— start Records provided —

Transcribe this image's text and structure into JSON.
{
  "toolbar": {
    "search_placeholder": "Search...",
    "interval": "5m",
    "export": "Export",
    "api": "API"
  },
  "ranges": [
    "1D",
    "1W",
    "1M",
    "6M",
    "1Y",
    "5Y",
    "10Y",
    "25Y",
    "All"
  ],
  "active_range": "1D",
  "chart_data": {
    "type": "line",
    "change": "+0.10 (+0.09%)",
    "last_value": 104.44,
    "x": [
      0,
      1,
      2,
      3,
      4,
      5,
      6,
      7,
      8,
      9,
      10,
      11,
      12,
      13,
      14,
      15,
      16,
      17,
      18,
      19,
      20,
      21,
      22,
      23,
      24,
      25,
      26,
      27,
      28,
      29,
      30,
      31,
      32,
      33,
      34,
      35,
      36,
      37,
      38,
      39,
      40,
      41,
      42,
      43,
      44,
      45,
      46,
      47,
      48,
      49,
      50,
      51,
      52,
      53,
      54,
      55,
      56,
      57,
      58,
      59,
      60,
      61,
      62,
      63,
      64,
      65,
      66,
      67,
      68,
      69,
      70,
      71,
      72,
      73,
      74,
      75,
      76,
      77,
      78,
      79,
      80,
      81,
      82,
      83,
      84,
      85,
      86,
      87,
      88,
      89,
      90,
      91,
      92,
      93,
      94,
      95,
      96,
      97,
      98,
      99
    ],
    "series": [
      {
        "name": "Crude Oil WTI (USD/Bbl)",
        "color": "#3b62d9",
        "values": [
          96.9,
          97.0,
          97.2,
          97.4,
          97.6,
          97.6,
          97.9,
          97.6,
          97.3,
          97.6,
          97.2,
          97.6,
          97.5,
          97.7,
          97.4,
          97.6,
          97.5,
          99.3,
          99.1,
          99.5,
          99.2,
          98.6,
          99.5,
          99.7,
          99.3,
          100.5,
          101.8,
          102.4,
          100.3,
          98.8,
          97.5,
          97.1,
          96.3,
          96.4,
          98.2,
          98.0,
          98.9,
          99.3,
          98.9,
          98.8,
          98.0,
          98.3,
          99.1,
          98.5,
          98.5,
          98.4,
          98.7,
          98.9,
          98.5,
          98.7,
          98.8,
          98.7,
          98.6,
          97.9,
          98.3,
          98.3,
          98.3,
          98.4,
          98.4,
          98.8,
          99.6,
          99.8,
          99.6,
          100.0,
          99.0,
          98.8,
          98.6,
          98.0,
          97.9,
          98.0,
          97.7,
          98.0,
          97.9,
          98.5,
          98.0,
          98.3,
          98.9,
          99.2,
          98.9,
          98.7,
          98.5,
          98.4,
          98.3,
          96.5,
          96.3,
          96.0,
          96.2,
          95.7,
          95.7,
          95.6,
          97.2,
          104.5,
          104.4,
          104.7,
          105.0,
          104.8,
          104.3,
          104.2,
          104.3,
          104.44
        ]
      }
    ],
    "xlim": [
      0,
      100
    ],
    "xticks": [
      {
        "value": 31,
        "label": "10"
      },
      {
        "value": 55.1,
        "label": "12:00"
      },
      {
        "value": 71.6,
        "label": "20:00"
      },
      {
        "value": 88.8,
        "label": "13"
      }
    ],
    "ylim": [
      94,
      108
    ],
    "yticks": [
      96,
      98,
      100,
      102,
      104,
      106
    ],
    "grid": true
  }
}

— end Records provided —
— start Records provided —

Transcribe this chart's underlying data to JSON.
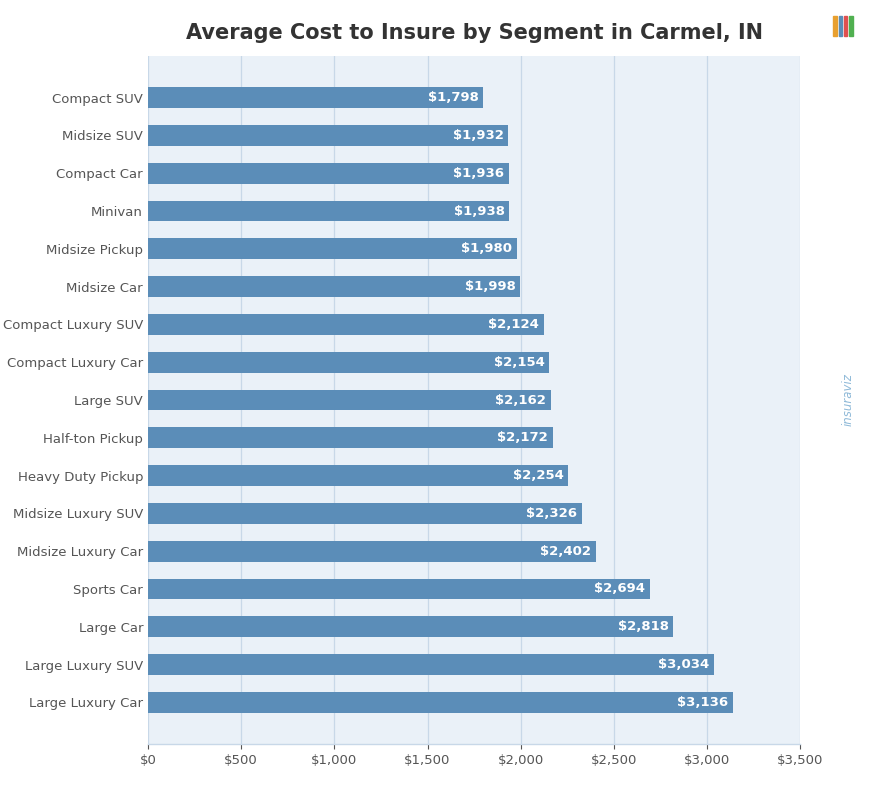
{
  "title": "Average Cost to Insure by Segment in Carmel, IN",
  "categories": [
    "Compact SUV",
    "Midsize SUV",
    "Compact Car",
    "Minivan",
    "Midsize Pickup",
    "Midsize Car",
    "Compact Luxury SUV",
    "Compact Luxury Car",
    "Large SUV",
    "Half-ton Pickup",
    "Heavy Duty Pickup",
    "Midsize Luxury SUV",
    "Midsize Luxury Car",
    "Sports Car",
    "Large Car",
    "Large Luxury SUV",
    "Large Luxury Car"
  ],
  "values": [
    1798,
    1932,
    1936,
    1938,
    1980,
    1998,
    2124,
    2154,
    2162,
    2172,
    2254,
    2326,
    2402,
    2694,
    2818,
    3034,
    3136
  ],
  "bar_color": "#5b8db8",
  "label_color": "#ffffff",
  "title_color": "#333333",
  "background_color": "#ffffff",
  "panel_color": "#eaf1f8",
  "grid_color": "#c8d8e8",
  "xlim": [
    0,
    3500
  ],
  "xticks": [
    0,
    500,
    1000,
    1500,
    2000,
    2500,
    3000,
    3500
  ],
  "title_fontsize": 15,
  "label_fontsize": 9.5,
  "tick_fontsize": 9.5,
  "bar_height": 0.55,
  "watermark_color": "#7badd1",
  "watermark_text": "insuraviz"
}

— end Records provided —

* _Set exercise_
Scan the listing above and identify each line holding the string "Compact"; copy every such line.

* _Answer to this exercise_
    "Compact SUV",
    "Compact Car",
    "Compact Luxury SUV",
    "Compact Luxury Car",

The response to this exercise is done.